▸ **Your instructions**:
Give the entries again exactly, every one of them.

▸ **Data entries for graphics**:
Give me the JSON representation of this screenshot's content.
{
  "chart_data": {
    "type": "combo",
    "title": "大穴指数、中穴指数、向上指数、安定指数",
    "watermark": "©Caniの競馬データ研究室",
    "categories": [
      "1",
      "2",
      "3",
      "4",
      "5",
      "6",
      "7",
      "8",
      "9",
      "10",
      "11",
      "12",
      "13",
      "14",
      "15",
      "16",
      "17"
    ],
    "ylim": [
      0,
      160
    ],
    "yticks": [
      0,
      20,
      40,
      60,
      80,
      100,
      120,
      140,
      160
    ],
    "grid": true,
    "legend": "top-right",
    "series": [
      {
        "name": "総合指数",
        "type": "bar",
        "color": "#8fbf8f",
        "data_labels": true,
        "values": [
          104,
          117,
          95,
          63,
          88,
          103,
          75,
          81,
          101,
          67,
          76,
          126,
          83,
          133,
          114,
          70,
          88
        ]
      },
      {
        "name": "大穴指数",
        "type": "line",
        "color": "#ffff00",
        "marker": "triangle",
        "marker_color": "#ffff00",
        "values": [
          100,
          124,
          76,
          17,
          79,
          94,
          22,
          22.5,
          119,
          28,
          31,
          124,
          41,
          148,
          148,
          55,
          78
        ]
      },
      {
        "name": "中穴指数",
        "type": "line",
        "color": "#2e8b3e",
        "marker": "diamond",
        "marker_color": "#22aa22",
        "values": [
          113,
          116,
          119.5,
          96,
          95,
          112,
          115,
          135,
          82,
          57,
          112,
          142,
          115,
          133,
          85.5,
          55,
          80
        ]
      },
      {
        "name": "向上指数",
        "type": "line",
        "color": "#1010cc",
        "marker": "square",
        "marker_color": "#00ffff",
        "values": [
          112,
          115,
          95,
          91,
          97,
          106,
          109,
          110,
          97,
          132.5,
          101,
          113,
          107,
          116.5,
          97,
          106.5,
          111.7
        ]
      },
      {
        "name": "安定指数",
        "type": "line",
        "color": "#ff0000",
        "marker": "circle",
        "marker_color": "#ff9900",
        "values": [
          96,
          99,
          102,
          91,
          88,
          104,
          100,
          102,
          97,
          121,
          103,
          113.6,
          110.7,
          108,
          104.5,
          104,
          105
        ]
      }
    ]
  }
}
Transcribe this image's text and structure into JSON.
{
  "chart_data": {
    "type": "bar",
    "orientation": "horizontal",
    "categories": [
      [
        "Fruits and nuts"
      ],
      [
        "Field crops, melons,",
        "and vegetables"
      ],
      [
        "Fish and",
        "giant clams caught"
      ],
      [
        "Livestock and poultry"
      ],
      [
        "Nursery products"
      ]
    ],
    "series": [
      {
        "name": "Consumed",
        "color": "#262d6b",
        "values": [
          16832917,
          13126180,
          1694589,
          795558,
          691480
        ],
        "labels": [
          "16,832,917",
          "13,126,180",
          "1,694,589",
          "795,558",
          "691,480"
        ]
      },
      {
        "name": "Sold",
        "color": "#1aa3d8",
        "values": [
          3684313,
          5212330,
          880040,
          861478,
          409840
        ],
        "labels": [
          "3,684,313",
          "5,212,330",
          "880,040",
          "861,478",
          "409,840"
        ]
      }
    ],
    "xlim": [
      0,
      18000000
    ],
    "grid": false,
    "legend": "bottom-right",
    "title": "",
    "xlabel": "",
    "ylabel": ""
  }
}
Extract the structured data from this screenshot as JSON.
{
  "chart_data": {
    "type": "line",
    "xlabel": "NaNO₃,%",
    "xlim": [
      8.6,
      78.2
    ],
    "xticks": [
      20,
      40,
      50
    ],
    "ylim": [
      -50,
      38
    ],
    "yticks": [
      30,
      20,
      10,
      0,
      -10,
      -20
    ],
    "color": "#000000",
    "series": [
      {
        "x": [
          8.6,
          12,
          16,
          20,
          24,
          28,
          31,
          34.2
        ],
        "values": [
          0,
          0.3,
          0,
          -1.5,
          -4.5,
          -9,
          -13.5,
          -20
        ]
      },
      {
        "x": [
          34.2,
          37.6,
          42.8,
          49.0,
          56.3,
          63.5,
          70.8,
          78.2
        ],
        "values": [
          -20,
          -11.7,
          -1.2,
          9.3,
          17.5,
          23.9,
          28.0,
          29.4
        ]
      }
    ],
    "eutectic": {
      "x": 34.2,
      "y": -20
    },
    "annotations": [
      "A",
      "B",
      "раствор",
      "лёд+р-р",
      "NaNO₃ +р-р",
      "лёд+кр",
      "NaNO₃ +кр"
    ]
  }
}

▸ **Full answer**:
Give me the JSON representation of this screenshot's content.
{
  "chart_data": {
    "type": "combo",
    "title": "大穴指数、中穴指数、向上指数、安定指数",
    "watermark": "©Caniの競馬データ研究室",
    "categories": [
      "1",
      "2",
      "3",
      "4",
      "5",
      "6",
      "7",
      "8",
      "9",
      "10",
      "11",
      "12",
      "13",
      "14",
      "15",
      "16",
      "17"
    ],
    "ylim": [
      0,
      160
    ],
    "yticks": [
      0,
      20,
      40,
      60,
      80,
      100,
      120,
      140,
      160
    ],
    "grid": true,
    "legend": "top-right",
    "series": [
      {
        "name": "総合指数",
        "type": "bar",
        "color": "#8fbf8f",
        "data_labels": true,
        "values": [
          104,
          117,
          95,
          63,
          88,
          103,
          75,
          81,
          101,
          67,
          76,
          126,
          83,
          133,
          114,
          70,
          88
        ]
      },
      {
        "name": "大穴指数",
        "type": "line",
        "color": "#ffff00",
        "marker": "triangle",
        "marker_color": "#ffff00",
        "values": [
          100,
          124,
          76,
          17,
          79,
          94,
          22,
          22.5,
          119,
          28,
          31,
          124,
          41,
          148,
          148,
          55,
          78
        ]
      },
      {
        "name": "中穴指数",
        "type": "line",
        "color": "#2e8b3e",
        "marker": "diamond",
        "marker_color": "#22aa22",
        "values": [
          113,
          116,
          119.5,
          96,
          95,
          112,
          115,
          135,
          82,
          57,
          112,
          142,
          115,
          133,
          85.5,
          55,
          80
        ]
      },
      {
        "name": "向上指数",
        "type": "line",
        "color": "#1010cc",
        "marker": "square",
        "marker_color": "#00ffff",
        "values": [
          112,
          115,
          95,
          91,
          97,
          106,
          109,
          110,
          97,
          132.5,
          101,
          113,
          107,
          116.5,
          97,
          106.5,
          111.7
        ]
      },
      {
        "name": "安定指数",
        "type": "line",
        "color": "#ff0000",
        "marker": "circle",
        "marker_color": "#ff9900",
        "values": [
          96,
          99,
          102,
          91,
          88,
          104,
          100,
          102,
          97,
          121,
          103,
          113.6,
          110.7,
          108,
          104.5,
          104,
          105
        ]
      }
    ]
  }
}
Transcribe this image's text and structure into JSON.
{
  "chart_data": {
    "type": "bar",
    "orientation": "horizontal",
    "categories": [
      [
        "Fruits and nuts"
      ],
      [
        "Field crops, melons,",
        "and vegetables"
      ],
      [
        "Fish and",
        "giant clams caught"
      ],
      [
        "Livestock and poultry"
      ],
      [
        "Nursery products"
      ]
    ],
    "series": [
      {
        "name": "Consumed",
        "color": "#262d6b",
        "values": [
          16832917,
          13126180,
          1694589,
          795558,
          691480
        ],
        "labels": [
          "16,832,917",
          "13,126,180",
          "1,694,589",
          "795,558",
          "691,480"
        ]
      },
      {
        "name": "Sold",
        "color": "#1aa3d8",
        "values": [
          3684313,
          5212330,
          880040,
          861478,
          409840
        ],
        "labels": [
          "3,684,313",
          "5,212,330",
          "880,040",
          "861,478",
          "409,840"
        ]
      }
    ],
    "xlim": [
      0,
      18000000
    ],
    "grid": false,
    "legend": "bottom-right",
    "title": "",
    "xlabel": "",
    "ylabel": ""
  }
}
Extract the structured data from this screenshot as JSON.
{
  "chart_data": {
    "type": "line",
    "xlabel": "NaNO₃,%",
    "xlim": [
      8.6,
      78.2
    ],
    "xticks": [
      20,
      40,
      50
    ],
    "ylim": [
      -50,
      38
    ],
    "yticks": [
      30,
      20,
      10,
      0,
      -10,
      -20
    ],
    "color": "#000000",
    "series": [
      {
        "x": [
          8.6,
          12,
          16,
          20,
          24,
          28,
          31,
          34.2
        ],
        "values": [
          0,
          0.3,
          0,
          -1.5,
          -4.5,
          -9,
          -13.5,
          -20
        ]
      },
      {
        "x": [
          34.2,
          37.6,
          42.8,
          49.0,
          56.3,
          63.5,
          70.8,
          78.2
        ],
        "values": [
          -20,
          -11.7,
          -1.2,
          9.3,
          17.5,
          23.9,
          28.0,
          29.4
        ]
      }
    ],
    "eutectic": {
      "x": 34.2,
      "y": -20
    },
    "annotations": [
      "A",
      "B",
      "раствор",
      "лёд+р-р",
      "NaNO₃ +р-р",
      "лёд+кр",
      "NaNO₃ +кр"
    ]
  }
}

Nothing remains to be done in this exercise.